(Document layout detection data)
*** Block opens ***

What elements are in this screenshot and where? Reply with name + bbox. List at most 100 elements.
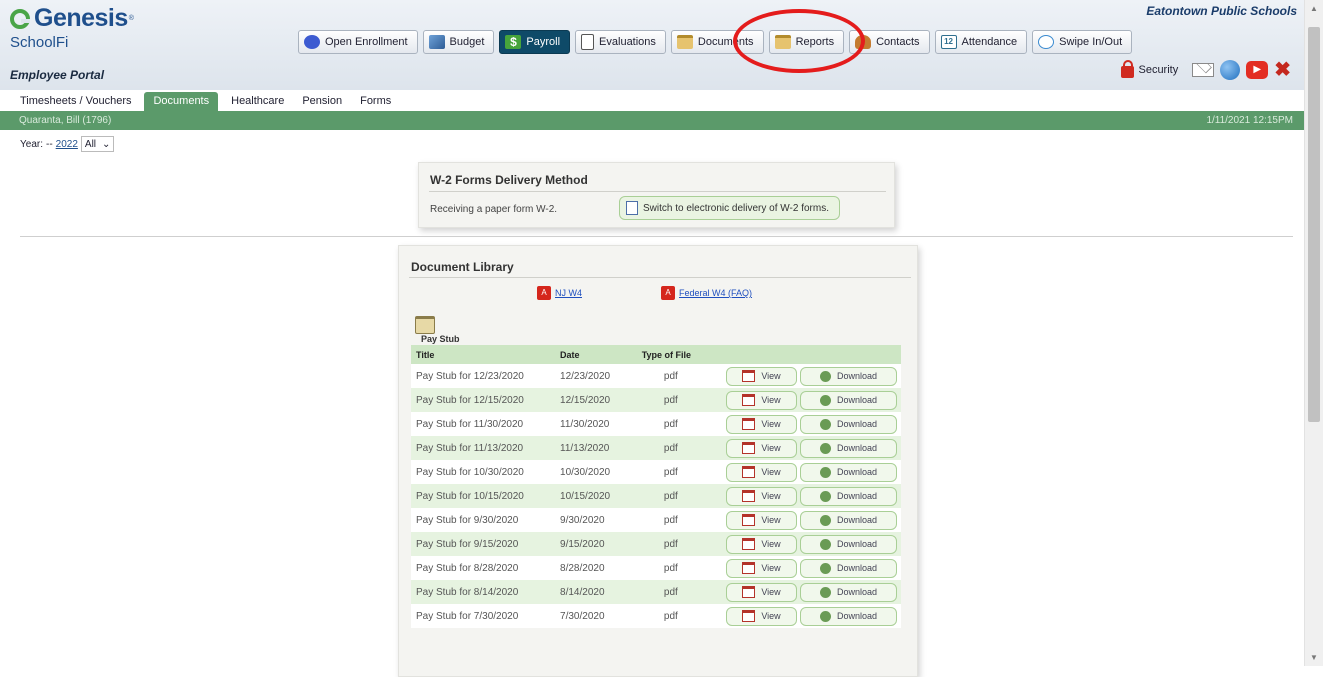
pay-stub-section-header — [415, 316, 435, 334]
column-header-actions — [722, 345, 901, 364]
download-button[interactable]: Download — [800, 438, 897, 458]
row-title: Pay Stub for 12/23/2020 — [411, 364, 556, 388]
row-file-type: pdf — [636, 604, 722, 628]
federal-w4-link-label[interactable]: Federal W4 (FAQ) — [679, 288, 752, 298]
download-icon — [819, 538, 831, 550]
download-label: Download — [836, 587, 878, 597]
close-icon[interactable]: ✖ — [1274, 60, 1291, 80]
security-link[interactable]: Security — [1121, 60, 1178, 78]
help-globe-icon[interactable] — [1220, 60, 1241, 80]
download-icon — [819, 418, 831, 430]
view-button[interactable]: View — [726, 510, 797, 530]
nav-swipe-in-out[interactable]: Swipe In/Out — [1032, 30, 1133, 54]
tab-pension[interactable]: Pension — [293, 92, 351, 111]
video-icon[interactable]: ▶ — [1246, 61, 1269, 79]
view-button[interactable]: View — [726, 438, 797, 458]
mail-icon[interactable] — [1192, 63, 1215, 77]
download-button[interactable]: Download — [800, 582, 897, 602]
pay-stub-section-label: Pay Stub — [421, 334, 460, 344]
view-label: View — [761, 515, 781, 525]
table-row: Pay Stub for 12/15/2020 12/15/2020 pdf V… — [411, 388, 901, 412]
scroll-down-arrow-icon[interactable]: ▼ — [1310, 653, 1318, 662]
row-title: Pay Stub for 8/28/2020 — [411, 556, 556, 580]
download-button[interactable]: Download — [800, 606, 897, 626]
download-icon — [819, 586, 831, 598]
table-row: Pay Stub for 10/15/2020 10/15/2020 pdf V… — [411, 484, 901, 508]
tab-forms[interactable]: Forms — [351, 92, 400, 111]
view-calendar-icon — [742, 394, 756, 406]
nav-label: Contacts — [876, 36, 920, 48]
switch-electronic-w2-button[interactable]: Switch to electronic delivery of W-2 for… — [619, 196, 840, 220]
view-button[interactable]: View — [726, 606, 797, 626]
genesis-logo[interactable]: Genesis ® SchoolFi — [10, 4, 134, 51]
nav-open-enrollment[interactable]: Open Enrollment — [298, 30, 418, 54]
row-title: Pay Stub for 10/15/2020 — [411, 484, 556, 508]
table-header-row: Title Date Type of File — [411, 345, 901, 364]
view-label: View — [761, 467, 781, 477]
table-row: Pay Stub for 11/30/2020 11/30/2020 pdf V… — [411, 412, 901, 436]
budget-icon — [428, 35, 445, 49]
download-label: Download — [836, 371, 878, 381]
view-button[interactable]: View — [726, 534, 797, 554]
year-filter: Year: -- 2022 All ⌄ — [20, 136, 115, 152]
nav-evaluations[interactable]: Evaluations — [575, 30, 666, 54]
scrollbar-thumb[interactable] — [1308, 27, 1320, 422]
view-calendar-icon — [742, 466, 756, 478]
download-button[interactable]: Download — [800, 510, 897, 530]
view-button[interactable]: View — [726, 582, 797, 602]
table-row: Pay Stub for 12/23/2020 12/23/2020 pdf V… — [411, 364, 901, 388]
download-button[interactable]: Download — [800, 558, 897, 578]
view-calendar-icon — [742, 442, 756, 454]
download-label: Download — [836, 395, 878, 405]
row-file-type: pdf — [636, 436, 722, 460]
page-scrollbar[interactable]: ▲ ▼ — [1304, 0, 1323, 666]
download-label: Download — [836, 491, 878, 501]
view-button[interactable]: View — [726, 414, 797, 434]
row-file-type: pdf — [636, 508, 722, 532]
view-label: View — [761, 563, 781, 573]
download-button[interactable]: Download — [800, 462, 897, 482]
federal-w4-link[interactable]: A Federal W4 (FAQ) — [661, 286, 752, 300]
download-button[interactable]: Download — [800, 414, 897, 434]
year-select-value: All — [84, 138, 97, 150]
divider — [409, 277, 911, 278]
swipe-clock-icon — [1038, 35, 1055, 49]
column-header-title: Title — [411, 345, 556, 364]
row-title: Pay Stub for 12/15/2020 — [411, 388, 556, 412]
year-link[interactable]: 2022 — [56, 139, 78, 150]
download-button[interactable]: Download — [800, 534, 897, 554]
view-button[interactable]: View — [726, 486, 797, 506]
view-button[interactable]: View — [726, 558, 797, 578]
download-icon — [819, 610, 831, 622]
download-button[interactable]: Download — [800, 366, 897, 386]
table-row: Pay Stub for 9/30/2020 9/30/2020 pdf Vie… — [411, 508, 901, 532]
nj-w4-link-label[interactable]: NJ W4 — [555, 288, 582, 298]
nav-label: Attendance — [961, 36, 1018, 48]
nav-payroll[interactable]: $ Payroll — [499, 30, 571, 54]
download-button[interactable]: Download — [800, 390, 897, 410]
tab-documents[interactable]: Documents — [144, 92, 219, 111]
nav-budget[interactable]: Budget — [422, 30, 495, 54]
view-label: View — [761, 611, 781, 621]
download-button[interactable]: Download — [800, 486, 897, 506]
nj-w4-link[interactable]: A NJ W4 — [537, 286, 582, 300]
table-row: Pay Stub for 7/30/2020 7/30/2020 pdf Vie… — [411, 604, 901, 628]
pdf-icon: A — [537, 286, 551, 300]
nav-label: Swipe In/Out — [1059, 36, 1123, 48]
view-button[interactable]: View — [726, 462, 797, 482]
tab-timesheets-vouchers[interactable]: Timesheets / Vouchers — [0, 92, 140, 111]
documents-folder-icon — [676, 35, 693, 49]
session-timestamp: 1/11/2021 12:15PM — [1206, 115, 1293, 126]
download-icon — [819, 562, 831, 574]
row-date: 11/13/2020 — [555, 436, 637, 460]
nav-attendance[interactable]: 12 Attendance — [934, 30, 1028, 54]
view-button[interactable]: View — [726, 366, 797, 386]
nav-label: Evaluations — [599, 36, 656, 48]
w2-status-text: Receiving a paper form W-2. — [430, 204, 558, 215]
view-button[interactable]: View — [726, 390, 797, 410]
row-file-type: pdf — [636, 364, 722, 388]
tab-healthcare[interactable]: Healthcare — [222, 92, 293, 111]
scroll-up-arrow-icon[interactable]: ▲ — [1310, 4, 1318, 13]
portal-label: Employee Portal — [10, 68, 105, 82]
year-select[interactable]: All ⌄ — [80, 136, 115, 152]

*** Block closes ***
*** Block opens ***

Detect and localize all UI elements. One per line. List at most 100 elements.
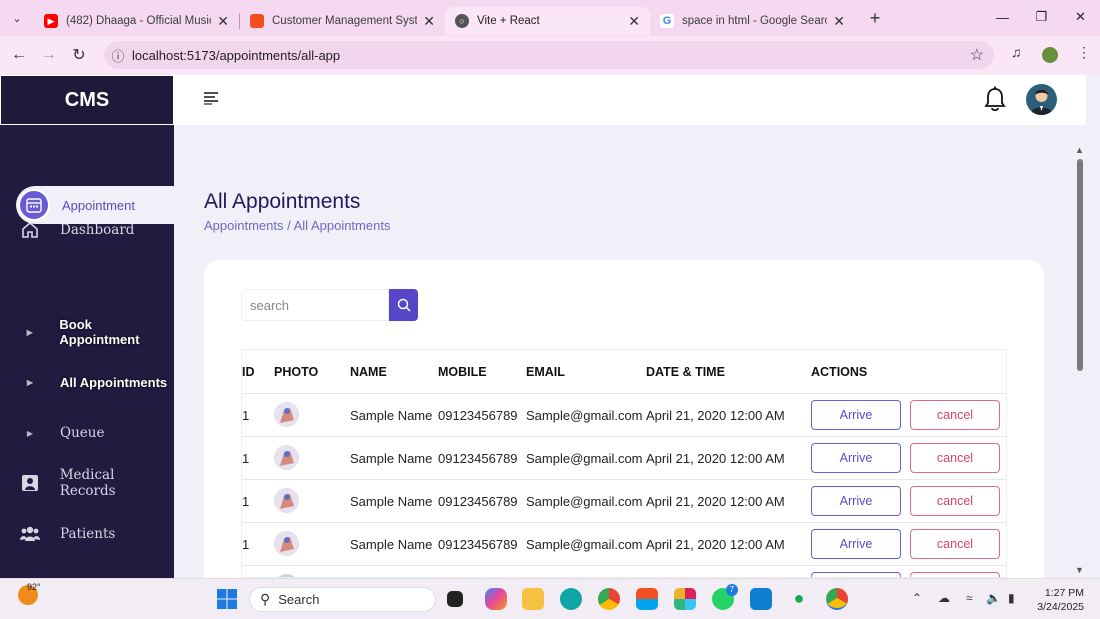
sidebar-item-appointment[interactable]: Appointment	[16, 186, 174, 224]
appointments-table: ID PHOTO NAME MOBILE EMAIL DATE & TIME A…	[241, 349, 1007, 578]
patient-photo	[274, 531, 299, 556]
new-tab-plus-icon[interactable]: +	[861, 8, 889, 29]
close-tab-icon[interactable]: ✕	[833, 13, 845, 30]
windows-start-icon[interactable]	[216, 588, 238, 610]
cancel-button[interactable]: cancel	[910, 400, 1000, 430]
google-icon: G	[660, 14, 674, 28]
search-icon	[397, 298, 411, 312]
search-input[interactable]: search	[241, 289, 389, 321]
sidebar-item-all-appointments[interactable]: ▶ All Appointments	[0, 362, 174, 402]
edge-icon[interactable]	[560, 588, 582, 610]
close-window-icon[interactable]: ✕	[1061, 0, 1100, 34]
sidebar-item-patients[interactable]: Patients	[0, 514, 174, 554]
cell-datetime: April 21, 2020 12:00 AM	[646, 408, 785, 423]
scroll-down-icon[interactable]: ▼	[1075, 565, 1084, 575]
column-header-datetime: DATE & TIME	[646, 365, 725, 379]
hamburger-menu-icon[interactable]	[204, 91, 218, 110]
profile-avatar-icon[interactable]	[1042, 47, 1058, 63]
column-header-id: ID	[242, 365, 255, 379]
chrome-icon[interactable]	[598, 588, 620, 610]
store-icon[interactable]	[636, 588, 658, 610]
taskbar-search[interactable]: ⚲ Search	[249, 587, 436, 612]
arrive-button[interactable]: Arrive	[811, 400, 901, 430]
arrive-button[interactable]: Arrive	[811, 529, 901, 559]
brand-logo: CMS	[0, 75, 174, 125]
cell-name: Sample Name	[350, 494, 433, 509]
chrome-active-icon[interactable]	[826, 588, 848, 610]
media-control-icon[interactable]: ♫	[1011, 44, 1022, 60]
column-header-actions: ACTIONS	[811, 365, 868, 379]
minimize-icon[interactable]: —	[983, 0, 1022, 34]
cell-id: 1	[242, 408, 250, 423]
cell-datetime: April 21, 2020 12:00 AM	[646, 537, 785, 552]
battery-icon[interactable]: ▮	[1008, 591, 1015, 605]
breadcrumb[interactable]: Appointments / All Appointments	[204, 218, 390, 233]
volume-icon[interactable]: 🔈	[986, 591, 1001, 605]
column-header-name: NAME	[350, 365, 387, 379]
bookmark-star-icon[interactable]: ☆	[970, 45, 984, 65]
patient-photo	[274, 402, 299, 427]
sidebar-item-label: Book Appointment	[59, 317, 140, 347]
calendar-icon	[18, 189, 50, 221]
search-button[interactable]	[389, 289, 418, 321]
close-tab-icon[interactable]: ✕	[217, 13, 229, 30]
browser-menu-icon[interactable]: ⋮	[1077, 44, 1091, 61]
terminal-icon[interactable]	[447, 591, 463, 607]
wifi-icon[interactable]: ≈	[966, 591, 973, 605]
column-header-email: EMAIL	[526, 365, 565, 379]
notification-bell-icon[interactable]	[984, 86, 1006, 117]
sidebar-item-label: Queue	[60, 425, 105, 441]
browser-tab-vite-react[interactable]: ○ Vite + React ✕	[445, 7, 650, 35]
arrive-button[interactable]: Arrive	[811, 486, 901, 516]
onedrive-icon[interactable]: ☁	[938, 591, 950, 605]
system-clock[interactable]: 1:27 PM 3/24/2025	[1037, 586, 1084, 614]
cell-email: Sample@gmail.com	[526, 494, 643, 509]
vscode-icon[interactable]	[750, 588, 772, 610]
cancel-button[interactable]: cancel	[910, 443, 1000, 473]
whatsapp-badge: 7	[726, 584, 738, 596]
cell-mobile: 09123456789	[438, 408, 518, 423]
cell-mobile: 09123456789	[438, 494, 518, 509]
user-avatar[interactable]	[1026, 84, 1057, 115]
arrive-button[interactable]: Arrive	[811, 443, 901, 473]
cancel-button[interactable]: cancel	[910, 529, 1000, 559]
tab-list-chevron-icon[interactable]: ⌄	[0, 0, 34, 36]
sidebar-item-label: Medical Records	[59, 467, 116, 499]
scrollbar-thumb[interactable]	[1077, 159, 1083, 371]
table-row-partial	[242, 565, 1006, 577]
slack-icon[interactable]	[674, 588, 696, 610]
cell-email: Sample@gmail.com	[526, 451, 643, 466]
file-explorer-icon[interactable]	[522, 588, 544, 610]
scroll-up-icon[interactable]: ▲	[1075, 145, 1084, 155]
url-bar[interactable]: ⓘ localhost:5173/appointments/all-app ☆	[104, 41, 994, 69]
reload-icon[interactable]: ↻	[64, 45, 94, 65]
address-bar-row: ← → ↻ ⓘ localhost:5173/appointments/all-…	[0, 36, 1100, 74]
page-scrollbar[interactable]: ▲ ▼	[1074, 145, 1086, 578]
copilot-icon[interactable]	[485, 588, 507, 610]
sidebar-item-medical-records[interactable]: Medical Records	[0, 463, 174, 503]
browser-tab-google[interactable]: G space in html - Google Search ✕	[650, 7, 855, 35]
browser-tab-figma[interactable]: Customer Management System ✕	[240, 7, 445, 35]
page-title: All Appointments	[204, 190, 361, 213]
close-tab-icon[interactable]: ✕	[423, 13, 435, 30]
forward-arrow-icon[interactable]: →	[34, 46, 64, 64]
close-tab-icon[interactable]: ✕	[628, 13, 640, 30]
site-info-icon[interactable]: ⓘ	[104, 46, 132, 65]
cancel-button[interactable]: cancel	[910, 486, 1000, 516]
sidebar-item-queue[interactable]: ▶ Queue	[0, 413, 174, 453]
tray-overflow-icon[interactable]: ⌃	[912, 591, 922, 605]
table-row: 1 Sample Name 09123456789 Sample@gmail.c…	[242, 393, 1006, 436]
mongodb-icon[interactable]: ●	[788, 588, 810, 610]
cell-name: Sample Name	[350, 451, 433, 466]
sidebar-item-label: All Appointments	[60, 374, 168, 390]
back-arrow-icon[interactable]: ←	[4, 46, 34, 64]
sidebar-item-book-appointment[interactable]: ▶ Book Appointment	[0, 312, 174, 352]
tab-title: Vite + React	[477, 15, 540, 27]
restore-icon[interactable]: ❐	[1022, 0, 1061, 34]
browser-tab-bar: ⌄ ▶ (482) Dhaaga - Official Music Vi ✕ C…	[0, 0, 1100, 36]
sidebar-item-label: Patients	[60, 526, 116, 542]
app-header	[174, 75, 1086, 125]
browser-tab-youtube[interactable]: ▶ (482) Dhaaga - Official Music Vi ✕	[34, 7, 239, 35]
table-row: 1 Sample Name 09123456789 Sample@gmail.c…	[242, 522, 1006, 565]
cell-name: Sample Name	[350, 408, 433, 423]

*** Block closes ***
*** Block opens ***

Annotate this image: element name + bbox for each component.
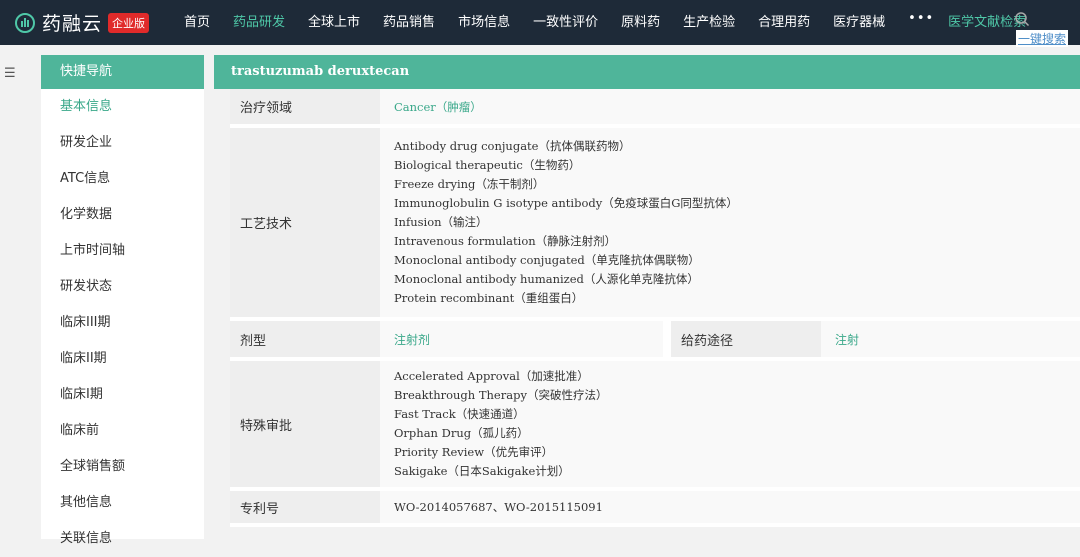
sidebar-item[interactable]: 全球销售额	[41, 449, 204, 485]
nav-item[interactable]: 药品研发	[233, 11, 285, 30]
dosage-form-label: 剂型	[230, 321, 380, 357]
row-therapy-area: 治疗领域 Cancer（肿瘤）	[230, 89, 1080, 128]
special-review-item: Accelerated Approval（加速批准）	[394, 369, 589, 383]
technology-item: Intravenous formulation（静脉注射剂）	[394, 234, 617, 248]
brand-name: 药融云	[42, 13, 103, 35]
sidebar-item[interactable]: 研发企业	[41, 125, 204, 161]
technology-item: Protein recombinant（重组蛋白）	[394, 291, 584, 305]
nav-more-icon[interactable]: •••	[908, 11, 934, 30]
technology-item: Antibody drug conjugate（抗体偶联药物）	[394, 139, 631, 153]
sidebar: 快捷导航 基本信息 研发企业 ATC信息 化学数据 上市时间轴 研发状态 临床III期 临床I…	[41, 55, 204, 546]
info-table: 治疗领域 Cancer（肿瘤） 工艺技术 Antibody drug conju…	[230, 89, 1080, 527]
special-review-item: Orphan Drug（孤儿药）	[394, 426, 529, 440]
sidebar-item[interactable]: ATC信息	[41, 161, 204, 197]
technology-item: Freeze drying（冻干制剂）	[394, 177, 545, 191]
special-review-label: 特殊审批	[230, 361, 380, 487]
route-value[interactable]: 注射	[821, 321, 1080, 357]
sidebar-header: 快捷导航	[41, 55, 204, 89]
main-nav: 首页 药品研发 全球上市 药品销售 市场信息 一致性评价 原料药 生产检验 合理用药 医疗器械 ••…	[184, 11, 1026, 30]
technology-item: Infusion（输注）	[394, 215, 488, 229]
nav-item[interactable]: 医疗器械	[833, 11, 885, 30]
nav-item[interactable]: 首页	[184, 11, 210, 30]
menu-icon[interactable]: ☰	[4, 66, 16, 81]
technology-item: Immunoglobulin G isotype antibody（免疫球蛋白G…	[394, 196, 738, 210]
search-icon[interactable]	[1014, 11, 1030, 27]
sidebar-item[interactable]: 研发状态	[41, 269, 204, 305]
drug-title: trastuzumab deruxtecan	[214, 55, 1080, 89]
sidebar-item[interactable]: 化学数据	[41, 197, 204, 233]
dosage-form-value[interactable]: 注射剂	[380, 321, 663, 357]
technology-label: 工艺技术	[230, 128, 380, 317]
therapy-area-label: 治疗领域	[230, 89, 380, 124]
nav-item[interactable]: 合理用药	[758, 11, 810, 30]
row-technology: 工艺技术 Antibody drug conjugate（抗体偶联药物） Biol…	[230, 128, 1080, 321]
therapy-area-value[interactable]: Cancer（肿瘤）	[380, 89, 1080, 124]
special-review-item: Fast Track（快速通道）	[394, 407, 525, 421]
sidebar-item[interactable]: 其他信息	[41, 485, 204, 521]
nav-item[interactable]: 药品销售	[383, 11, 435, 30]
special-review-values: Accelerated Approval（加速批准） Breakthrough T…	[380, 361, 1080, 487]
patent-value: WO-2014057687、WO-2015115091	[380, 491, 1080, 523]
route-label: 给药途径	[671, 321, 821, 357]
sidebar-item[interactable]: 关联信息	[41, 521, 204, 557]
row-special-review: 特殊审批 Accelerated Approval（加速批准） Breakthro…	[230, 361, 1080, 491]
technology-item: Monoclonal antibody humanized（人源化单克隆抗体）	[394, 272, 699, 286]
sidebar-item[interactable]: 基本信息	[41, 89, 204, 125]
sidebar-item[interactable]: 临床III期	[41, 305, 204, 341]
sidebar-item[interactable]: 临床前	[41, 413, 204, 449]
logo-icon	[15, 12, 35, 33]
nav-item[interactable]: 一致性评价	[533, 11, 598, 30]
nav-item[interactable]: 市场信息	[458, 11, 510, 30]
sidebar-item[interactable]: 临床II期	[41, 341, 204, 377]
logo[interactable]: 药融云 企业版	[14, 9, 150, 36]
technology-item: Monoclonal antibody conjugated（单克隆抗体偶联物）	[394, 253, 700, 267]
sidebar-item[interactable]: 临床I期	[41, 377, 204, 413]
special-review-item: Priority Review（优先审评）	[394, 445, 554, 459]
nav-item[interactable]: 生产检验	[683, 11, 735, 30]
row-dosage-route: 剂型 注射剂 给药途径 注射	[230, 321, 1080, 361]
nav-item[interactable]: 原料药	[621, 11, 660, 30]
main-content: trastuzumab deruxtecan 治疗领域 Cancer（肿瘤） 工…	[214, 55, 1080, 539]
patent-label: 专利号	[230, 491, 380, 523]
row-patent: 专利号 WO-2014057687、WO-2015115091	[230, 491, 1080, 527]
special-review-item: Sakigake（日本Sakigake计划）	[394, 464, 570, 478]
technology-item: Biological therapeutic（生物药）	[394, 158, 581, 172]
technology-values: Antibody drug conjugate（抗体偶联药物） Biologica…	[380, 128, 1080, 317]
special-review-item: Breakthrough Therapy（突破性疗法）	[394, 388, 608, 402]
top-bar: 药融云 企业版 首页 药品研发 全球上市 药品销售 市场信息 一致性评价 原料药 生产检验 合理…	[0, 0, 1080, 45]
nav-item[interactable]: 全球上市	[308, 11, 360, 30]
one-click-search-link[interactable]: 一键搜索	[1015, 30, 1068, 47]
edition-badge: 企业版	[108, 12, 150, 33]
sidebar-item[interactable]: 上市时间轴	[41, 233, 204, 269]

*** Block closes ***

> Task statement
If a line of the data contains the word "Attendance", count it; say how many such lines there are and nothing else.

> Answer for this exercise
2